• [Raw records]
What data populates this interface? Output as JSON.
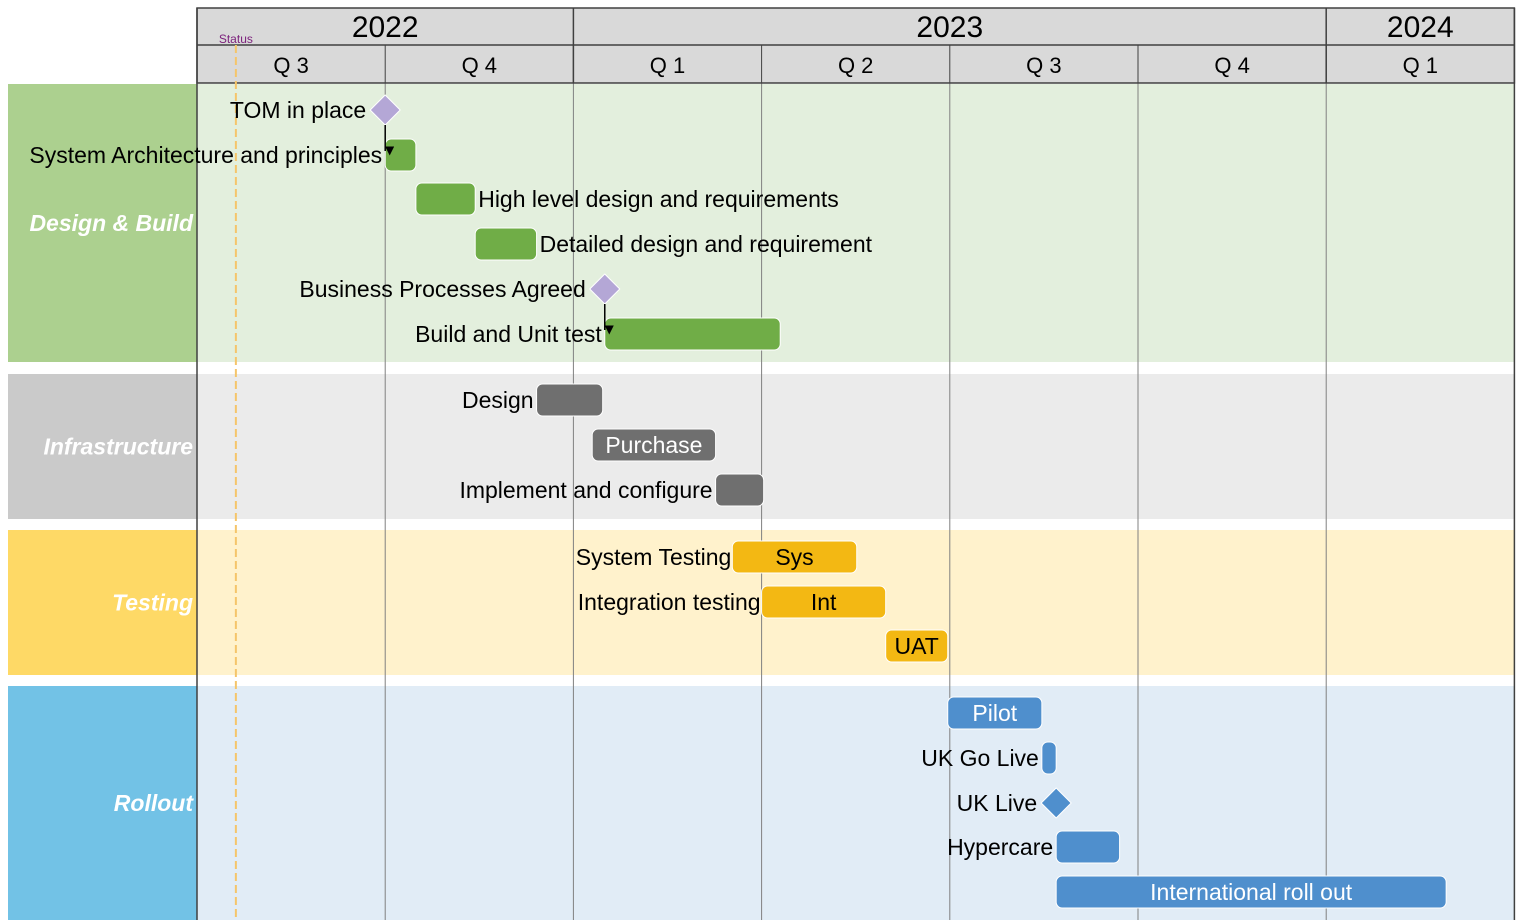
{
  "chart_data": {
    "type": "gantt",
    "timeline": {
      "years": [
        {
          "label": "2022",
          "start": "2022-07-01",
          "end": "2023-01-01"
        },
        {
          "label": "2023",
          "start": "2023-01-01",
          "end": "2024-01-01"
        },
        {
          "label": "2024",
          "start": "2024-01-01",
          "end": "2024-04-01"
        }
      ],
      "quarters": [
        {
          "label": "Q 3",
          "start": "2022-07-01",
          "end": "2022-10-01"
        },
        {
          "label": "Q 4",
          "start": "2022-10-01",
          "end": "2023-01-01"
        },
        {
          "label": "Q 1",
          "start": "2023-01-01",
          "end": "2023-04-01"
        },
        {
          "label": "Q 2",
          "start": "2023-04-01",
          "end": "2023-07-01"
        },
        {
          "label": "Q 3",
          "start": "2023-07-01",
          "end": "2023-10-01"
        },
        {
          "label": "Q 4",
          "start": "2023-10-01",
          "end": "2024-01-01"
        },
        {
          "label": "Q 1",
          "start": "2024-01-01",
          "end": "2024-04-01"
        }
      ]
    },
    "status": {
      "label": "Status",
      "date": "2022-07-20",
      "color": "#f5c56a"
    },
    "groups": [
      {
        "name": "Design & Build",
        "color": "#acd08f",
        "bg": "#e3efdd",
        "tasks": [
          {
            "label": "TOM in place",
            "type": "milestone",
            "date": "2022-10-01",
            "color": "#b4a7d6"
          },
          {
            "label": "System Architecture and principles",
            "type": "bar",
            "start": "2022-10-01",
            "end": "2022-10-16",
            "color": "#70ad47"
          },
          {
            "label": "High level design and requirements",
            "type": "bar",
            "start": "2022-10-16",
            "end": "2022-11-14",
            "color": "#70ad47"
          },
          {
            "label": "Detailed design and requirement",
            "type": "bar",
            "start": "2022-11-14",
            "end": "2022-12-14",
            "color": "#70ad47"
          },
          {
            "label": "Business Processes Agreed",
            "type": "milestone",
            "date": "2023-01-16",
            "color": "#b4a7d6"
          },
          {
            "label": "Build and Unit test",
            "type": "bar",
            "start": "2023-01-16",
            "end": "2023-04-10",
            "color": "#70ad47"
          }
        ]
      },
      {
        "name": "Infrastructure",
        "color": "#cacaca",
        "bg": "#ebebeb",
        "tasks": [
          {
            "label": "Design",
            "type": "bar",
            "start": "2022-12-14",
            "end": "2023-01-15",
            "color": "#6f6f6f"
          },
          {
            "label": "Purchase",
            "type": "bar",
            "inside": true,
            "start": "2023-01-10",
            "end": "2023-03-10",
            "color": "#6f6f6f"
          },
          {
            "label": "Implement and configure",
            "type": "bar",
            "start": "2023-03-10",
            "end": "2023-04-02",
            "color": "#6f6f6f"
          }
        ]
      },
      {
        "name": "Testing",
        "color": "#fed966",
        "bg": "#fff2cc",
        "tasks": [
          {
            "label": "System Testing",
            "type": "bar",
            "bar_text": "Sys",
            "start": "2023-03-18",
            "end": "2023-05-17",
            "color": "#f3b813"
          },
          {
            "label": "Integration testing",
            "type": "bar",
            "bar_text": "Int",
            "start": "2023-04-01",
            "end": "2023-05-31",
            "color": "#f3b813"
          },
          {
            "label": "",
            "type": "bar",
            "bar_text": "UAT",
            "start": "2023-05-31",
            "end": "2023-06-30",
            "color": "#f3b813"
          }
        ]
      },
      {
        "name": "Rollout",
        "color": "#72c2e6",
        "bg": "#e1ecf6",
        "tasks": [
          {
            "label": "Pilot",
            "type": "bar",
            "inside": true,
            "start": "2023-06-30",
            "end": "2023-08-15",
            "color": "#4f8fcd"
          },
          {
            "label": "UK Go Live",
            "type": "bar",
            "start": "2023-08-15",
            "end": "2023-08-22",
            "color": "#4f8fcd"
          },
          {
            "label": "UK Live",
            "type": "milestone",
            "date": "2023-08-22",
            "color": "#4f8fcd"
          },
          {
            "label": "Hypercare",
            "type": "bar",
            "start": "2023-08-22",
            "end": "2023-09-22",
            "color": "#4f8fcd"
          },
          {
            "label": "International roll out",
            "type": "bar",
            "inside": true,
            "start": "2023-08-22",
            "end": "2024-02-28",
            "color": "#4f8fcd"
          }
        ]
      }
    ]
  }
}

• [What is being asked] Give every record back exactly as it reads, with no images.

• [Response to this exercise]
What data populates this interface? Output as JSON.
{
  "chart_data": {
    "type": "gantt",
    "timeline": {
      "years": [
        {
          "label": "2022",
          "start": "2022-07-01",
          "end": "2023-01-01"
        },
        {
          "label": "2023",
          "start": "2023-01-01",
          "end": "2024-01-01"
        },
        {
          "label": "2024",
          "start": "2024-01-01",
          "end": "2024-04-01"
        }
      ],
      "quarters": [
        {
          "label": "Q 3",
          "start": "2022-07-01",
          "end": "2022-10-01"
        },
        {
          "label": "Q 4",
          "start": "2022-10-01",
          "end": "2023-01-01"
        },
        {
          "label": "Q 1",
          "start": "2023-01-01",
          "end": "2023-04-01"
        },
        {
          "label": "Q 2",
          "start": "2023-04-01",
          "end": "2023-07-01"
        },
        {
          "label": "Q 3",
          "start": "2023-07-01",
          "end": "2023-10-01"
        },
        {
          "label": "Q 4",
          "start": "2023-10-01",
          "end": "2024-01-01"
        },
        {
          "label": "Q 1",
          "start": "2024-01-01",
          "end": "2024-04-01"
        }
      ]
    },
    "status": {
      "label": "Status",
      "date": "2022-07-20",
      "color": "#f5c56a"
    },
    "groups": [
      {
        "name": "Design & Build",
        "color": "#acd08f",
        "bg": "#e3efdd",
        "tasks": [
          {
            "label": "TOM in place",
            "type": "milestone",
            "date": "2022-10-01",
            "color": "#b4a7d6"
          },
          {
            "label": "System Architecture and principles",
            "type": "bar",
            "start": "2022-10-01",
            "end": "2022-10-16",
            "color": "#70ad47"
          },
          {
            "label": "High level design and requirements",
            "type": "bar",
            "start": "2022-10-16",
            "end": "2022-11-14",
            "color": "#70ad47"
          },
          {
            "label": "Detailed design and requirement",
            "type": "bar",
            "start": "2022-11-14",
            "end": "2022-12-14",
            "color": "#70ad47"
          },
          {
            "label": "Business Processes Agreed",
            "type": "milestone",
            "date": "2023-01-16",
            "color": "#b4a7d6"
          },
          {
            "label": "Build and Unit test",
            "type": "bar",
            "start": "2023-01-16",
            "end": "2023-04-10",
            "color": "#70ad47"
          }
        ]
      },
      {
        "name": "Infrastructure",
        "color": "#cacaca",
        "bg": "#ebebeb",
        "tasks": [
          {
            "label": "Design",
            "type": "bar",
            "start": "2022-12-14",
            "end": "2023-01-15",
            "color": "#6f6f6f"
          },
          {
            "label": "Purchase",
            "type": "bar",
            "inside": true,
            "start": "2023-01-10",
            "end": "2023-03-10",
            "color": "#6f6f6f"
          },
          {
            "label": "Implement and configure",
            "type": "bar",
            "start": "2023-03-10",
            "end": "2023-04-02",
            "color": "#6f6f6f"
          }
        ]
      },
      {
        "name": "Testing",
        "color": "#fed966",
        "bg": "#fff2cc",
        "tasks": [
          {
            "label": "System Testing",
            "type": "bar",
            "bar_text": "Sys",
            "start": "2023-03-18",
            "end": "2023-05-17",
            "color": "#f3b813"
          },
          {
            "label": "Integration testing",
            "type": "bar",
            "bar_text": "Int",
            "start": "2023-04-01",
            "end": "2023-05-31",
            "color": "#f3b813"
          },
          {
            "label": "",
            "type": "bar",
            "bar_text": "UAT",
            "start": "2023-05-31",
            "end": "2023-06-30",
            "color": "#f3b813"
          }
        ]
      },
      {
        "name": "Rollout",
        "color": "#72c2e6",
        "bg": "#e1ecf6",
        "tasks": [
          {
            "label": "Pilot",
            "type": "bar",
            "inside": true,
            "start": "2023-06-30",
            "end": "2023-08-15",
            "color": "#4f8fcd"
          },
          {
            "label": "UK Go Live",
            "type": "bar",
            "start": "2023-08-15",
            "end": "2023-08-22",
            "color": "#4f8fcd"
          },
          {
            "label": "UK Live",
            "type": "milestone",
            "date": "2023-08-22",
            "color": "#4f8fcd"
          },
          {
            "label": "Hypercare",
            "type": "bar",
            "start": "2023-08-22",
            "end": "2023-09-22",
            "color": "#4f8fcd"
          },
          {
            "label": "International roll out",
            "type": "bar",
            "inside": true,
            "start": "2023-08-22",
            "end": "2024-02-28",
            "color": "#4f8fcd"
          }
        ]
      }
    ]
  }
}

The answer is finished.